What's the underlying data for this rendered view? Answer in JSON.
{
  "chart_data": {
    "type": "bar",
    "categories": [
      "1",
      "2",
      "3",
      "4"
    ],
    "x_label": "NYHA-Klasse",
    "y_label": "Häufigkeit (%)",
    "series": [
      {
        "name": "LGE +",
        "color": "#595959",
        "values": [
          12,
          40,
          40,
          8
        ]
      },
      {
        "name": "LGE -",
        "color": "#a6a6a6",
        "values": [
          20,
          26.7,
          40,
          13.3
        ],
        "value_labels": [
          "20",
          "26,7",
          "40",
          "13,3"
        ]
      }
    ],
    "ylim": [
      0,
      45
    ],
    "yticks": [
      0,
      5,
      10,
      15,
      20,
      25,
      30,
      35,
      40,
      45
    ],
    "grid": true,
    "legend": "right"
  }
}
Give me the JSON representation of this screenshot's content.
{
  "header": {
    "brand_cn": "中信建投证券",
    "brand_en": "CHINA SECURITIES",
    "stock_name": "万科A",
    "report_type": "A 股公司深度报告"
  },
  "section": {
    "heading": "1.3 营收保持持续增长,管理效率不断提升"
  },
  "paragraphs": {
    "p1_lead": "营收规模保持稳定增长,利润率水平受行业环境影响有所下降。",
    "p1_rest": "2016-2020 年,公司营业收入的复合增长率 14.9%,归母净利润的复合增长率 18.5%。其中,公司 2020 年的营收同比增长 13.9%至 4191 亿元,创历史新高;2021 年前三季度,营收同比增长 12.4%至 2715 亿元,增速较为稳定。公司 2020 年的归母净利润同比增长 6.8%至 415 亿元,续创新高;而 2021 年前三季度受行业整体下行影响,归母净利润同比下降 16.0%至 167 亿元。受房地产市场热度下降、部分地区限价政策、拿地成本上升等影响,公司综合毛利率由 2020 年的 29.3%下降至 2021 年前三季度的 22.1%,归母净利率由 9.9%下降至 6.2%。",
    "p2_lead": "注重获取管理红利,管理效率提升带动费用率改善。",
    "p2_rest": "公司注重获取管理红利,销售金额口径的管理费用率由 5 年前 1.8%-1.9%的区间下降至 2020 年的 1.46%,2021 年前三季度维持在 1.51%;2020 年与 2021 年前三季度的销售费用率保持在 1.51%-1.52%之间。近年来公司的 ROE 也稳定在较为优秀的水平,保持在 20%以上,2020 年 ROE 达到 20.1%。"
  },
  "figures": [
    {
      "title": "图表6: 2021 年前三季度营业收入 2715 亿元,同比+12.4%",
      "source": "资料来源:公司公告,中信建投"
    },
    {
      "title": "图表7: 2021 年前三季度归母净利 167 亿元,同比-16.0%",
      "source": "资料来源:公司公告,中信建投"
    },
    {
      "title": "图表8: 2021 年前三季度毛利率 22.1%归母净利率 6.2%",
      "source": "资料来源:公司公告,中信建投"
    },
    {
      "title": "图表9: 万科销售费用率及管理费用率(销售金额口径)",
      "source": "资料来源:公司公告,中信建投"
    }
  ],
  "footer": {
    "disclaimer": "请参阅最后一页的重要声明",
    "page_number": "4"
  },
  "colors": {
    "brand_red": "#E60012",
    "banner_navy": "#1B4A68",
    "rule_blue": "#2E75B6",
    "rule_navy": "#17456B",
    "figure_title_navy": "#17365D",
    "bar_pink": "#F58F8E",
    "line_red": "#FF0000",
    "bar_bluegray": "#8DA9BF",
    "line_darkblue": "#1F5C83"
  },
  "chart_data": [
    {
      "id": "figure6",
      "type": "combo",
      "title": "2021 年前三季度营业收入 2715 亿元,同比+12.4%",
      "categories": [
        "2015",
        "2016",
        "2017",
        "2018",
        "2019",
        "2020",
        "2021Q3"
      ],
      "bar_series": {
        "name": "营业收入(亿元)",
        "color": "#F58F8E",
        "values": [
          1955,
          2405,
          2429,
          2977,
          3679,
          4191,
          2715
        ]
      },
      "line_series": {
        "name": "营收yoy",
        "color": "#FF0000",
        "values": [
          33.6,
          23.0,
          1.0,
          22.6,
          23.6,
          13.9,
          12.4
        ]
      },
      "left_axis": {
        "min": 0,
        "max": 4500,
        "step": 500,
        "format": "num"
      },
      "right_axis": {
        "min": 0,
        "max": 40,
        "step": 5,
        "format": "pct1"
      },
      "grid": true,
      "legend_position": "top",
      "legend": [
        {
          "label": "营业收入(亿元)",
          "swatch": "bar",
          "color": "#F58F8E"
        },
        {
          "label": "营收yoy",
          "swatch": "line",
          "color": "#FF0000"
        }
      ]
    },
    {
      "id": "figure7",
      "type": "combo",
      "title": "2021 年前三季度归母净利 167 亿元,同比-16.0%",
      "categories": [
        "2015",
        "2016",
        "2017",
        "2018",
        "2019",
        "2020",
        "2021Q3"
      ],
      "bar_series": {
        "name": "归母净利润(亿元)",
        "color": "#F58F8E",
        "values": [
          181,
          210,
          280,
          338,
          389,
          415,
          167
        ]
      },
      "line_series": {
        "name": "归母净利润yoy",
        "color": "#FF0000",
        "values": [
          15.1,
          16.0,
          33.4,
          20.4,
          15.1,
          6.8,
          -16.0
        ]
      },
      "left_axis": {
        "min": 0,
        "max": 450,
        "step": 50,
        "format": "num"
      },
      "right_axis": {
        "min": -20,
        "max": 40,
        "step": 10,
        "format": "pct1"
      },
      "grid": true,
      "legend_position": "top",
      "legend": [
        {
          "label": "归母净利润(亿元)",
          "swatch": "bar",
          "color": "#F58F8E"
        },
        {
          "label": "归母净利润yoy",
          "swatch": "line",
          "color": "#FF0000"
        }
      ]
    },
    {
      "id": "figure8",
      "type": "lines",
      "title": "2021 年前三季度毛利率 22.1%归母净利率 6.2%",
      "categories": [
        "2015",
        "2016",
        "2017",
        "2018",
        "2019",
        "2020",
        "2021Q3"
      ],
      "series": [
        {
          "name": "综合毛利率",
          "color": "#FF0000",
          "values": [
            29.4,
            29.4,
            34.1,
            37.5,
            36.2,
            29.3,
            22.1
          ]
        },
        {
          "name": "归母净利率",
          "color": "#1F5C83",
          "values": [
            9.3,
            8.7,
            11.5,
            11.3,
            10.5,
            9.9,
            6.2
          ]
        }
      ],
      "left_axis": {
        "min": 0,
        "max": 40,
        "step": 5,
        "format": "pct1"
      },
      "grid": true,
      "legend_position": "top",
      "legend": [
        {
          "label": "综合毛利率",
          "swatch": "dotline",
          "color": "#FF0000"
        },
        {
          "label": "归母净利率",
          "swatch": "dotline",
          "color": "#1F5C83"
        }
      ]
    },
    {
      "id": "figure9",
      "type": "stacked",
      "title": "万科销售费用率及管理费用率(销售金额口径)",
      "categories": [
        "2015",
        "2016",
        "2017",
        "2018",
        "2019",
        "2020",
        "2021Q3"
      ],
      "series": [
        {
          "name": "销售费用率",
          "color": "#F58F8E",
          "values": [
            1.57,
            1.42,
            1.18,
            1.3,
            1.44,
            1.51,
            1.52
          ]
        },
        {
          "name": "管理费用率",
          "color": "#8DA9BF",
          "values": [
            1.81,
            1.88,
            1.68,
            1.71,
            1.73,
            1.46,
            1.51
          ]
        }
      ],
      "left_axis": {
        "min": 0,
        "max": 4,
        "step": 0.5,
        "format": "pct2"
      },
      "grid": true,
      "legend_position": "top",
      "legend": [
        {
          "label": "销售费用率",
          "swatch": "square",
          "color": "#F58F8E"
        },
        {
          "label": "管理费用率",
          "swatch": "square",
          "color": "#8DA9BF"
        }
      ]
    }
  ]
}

———

What is required:
Transcribe the material above word for word.

Reply:
What's the underlying data for this rendered view? Answer in JSON.
{
  "chart_data": {
    "type": "bar",
    "categories": [
      "1",
      "2",
      "3",
      "4"
    ],
    "x_label": "NYHA-Klasse",
    "y_label": "Häufigkeit (%)",
    "series": [
      {
        "name": "LGE +",
        "color": "#595959",
        "values": [
          12,
          40,
          40,
          8
        ]
      },
      {
        "name": "LGE -",
        "color": "#a6a6a6",
        "values": [
          20,
          26.7,
          40,
          13.3
        ],
        "value_labels": [
          "20",
          "26,7",
          "40",
          "13,3"
        ]
      }
    ],
    "ylim": [
      0,
      45
    ],
    "yticks": [
      0,
      5,
      10,
      15,
      20,
      25,
      30,
      35,
      40,
      45
    ],
    "grid": true,
    "legend": "right"
  }
}
Give me the JSON representation of this screenshot's content.
{
  "header": {
    "brand_cn": "中信建投证券",
    "brand_en": "CHINA SECURITIES",
    "stock_name": "万科A",
    "report_type": "A 股公司深度报告"
  },
  "section": {
    "heading": "1.3 营收保持持续增长,管理效率不断提升"
  },
  "paragraphs": {
    "p1_lead": "营收规模保持稳定增长,利润率水平受行业环境影响有所下降。",
    "p1_rest": "2016-2020 年,公司营业收入的复合增长率 14.9%,归母净利润的复合增长率 18.5%。其中,公司 2020 年的营收同比增长 13.9%至 4191 亿元,创历史新高;2021 年前三季度,营收同比增长 12.4%至 2715 亿元,增速较为稳定。公司 2020 年的归母净利润同比增长 6.8%至 415 亿元,续创新高;而 2021 年前三季度受行业整体下行影响,归母净利润同比下降 16.0%至 167 亿元。受房地产市场热度下降、部分地区限价政策、拿地成本上升等影响,公司综合毛利率由 2020 年的 29.3%下降至 2021 年前三季度的 22.1%,归母净利率由 9.9%下降至 6.2%。",
    "p2_lead": "注重获取管理红利,管理效率提升带动费用率改善。",
    "p2_rest": "公司注重获取管理红利,销售金额口径的管理费用率由 5 年前 1.8%-1.9%的区间下降至 2020 年的 1.46%,2021 年前三季度维持在 1.51%;2020 年与 2021 年前三季度的销售费用率保持在 1.51%-1.52%之间。近年来公司的 ROE 也稳定在较为优秀的水平,保持在 20%以上,2020 年 ROE 达到 20.1%。"
  },
  "figures": [
    {
      "title": "图表6: 2021 年前三季度营业收入 2715 亿元,同比+12.4%",
      "source": "资料来源:公司公告,中信建投"
    },
    {
      "title": "图表7: 2021 年前三季度归母净利 167 亿元,同比-16.0%",
      "source": "资料来源:公司公告,中信建投"
    },
    {
      "title": "图表8: 2021 年前三季度毛利率 22.1%归母净利率 6.2%",
      "source": "资料来源:公司公告,中信建投"
    },
    {
      "title": "图表9: 万科销售费用率及管理费用率(销售金额口径)",
      "source": "资料来源:公司公告,中信建投"
    }
  ],
  "footer": {
    "disclaimer": "请参阅最后一页的重要声明",
    "page_number": "4"
  },
  "colors": {
    "brand_red": "#E60012",
    "banner_navy": "#1B4A68",
    "rule_blue": "#2E75B6",
    "rule_navy": "#17456B",
    "figure_title_navy": "#17365D",
    "bar_pink": "#F58F8E",
    "line_red": "#FF0000",
    "bar_bluegray": "#8DA9BF",
    "line_darkblue": "#1F5C83"
  },
  "chart_data": [
    {
      "id": "figure6",
      "type": "combo",
      "title": "2021 年前三季度营业收入 2715 亿元,同比+12.4%",
      "categories": [
        "2015",
        "2016",
        "2017",
        "2018",
        "2019",
        "2020",
        "2021Q3"
      ],
      "bar_series": {
        "name": "营业收入(亿元)",
        "color": "#F58F8E",
        "values": [
          1955,
          2405,
          2429,
          2977,
          3679,
          4191,
          2715
        ]
      },
      "line_series": {
        "name": "营收yoy",
        "color": "#FF0000",
        "values": [
          33.6,
          23.0,
          1.0,
          22.6,
          23.6,
          13.9,
          12.4
        ]
      },
      "left_axis": {
        "min": 0,
        "max": 4500,
        "step": 500,
        "format": "num"
      },
      "right_axis": {
        "min": 0,
        "max": 40,
        "step": 5,
        "format": "pct1"
      },
      "grid": true,
      "legend_position": "top",
      "legend": [
        {
          "label": "营业收入(亿元)",
          "swatch": "bar",
          "color": "#F58F8E"
        },
        {
          "label": "营收yoy",
          "swatch": "line",
          "color": "#FF0000"
        }
      ]
    },
    {
      "id": "figure7",
      "type": "combo",
      "title": "2021 年前三季度归母净利 167 亿元,同比-16.0%",
      "categories": [
        "2015",
        "2016",
        "2017",
        "2018",
        "2019",
        "2020",
        "2021Q3"
      ],
      "bar_series": {
        "name": "归母净利润(亿元)",
        "color": "#F58F8E",
        "values": [
          181,
          210,
          280,
          338,
          389,
          415,
          167
        ]
      },
      "line_series": {
        "name": "归母净利润yoy",
        "color": "#FF0000",
        "values": [
          15.1,
          16.0,
          33.4,
          20.4,
          15.1,
          6.8,
          -16.0
        ]
      },
      "left_axis": {
        "min": 0,
        "max": 450,
        "step": 50,
        "format": "num"
      },
      "right_axis": {
        "min": -20,
        "max": 40,
        "step": 10,
        "format": "pct1"
      },
      "grid": true,
      "legend_position": "top",
      "legend": [
        {
          "label": "归母净利润(亿元)",
          "swatch": "bar",
          "color": "#F58F8E"
        },
        {
          "label": "归母净利润yoy",
          "swatch": "line",
          "color": "#FF0000"
        }
      ]
    },
    {
      "id": "figure8",
      "type": "lines",
      "title": "2021 年前三季度毛利率 22.1%归母净利率 6.2%",
      "categories": [
        "2015",
        "2016",
        "2017",
        "2018",
        "2019",
        "2020",
        "2021Q3"
      ],
      "series": [
        {
          "name": "综合毛利率",
          "color": "#FF0000",
          "values": [
            29.4,
            29.4,
            34.1,
            37.5,
            36.2,
            29.3,
            22.1
          ]
        },
        {
          "name": "归母净利率",
          "color": "#1F5C83",
          "values": [
            9.3,
            8.7,
            11.5,
            11.3,
            10.5,
            9.9,
            6.2
          ]
        }
      ],
      "left_axis": {
        "min": 0,
        "max": 40,
        "step": 5,
        "format": "pct1"
      },
      "grid": true,
      "legend_position": "top",
      "legend": [
        {
          "label": "综合毛利率",
          "swatch": "dotline",
          "color": "#FF0000"
        },
        {
          "label": "归母净利率",
          "swatch": "dotline",
          "color": "#1F5C83"
        }
      ]
    },
    {
      "id": "figure9",
      "type": "stacked",
      "title": "万科销售费用率及管理费用率(销售金额口径)",
      "categories": [
        "2015",
        "2016",
        "2017",
        "2018",
        "2019",
        "2020",
        "2021Q3"
      ],
      "series": [
        {
          "name": "销售费用率",
          "color": "#F58F8E",
          "values": [
            1.57,
            1.42,
            1.18,
            1.3,
            1.44,
            1.51,
            1.52
          ]
        },
        {
          "name": "管理费用率",
          "color": "#8DA9BF",
          "values": [
            1.81,
            1.88,
            1.68,
            1.71,
            1.73,
            1.46,
            1.51
          ]
        }
      ],
      "left_axis": {
        "min": 0,
        "max": 4,
        "step": 0.5,
        "format": "pct2"
      },
      "grid": true,
      "legend_position": "top",
      "legend": [
        {
          "label": "销售费用率",
          "swatch": "square",
          "color": "#F58F8E"
        },
        {
          "label": "管理费用率",
          "swatch": "square",
          "color": "#8DA9BF"
        }
      ]
    }
  ]
}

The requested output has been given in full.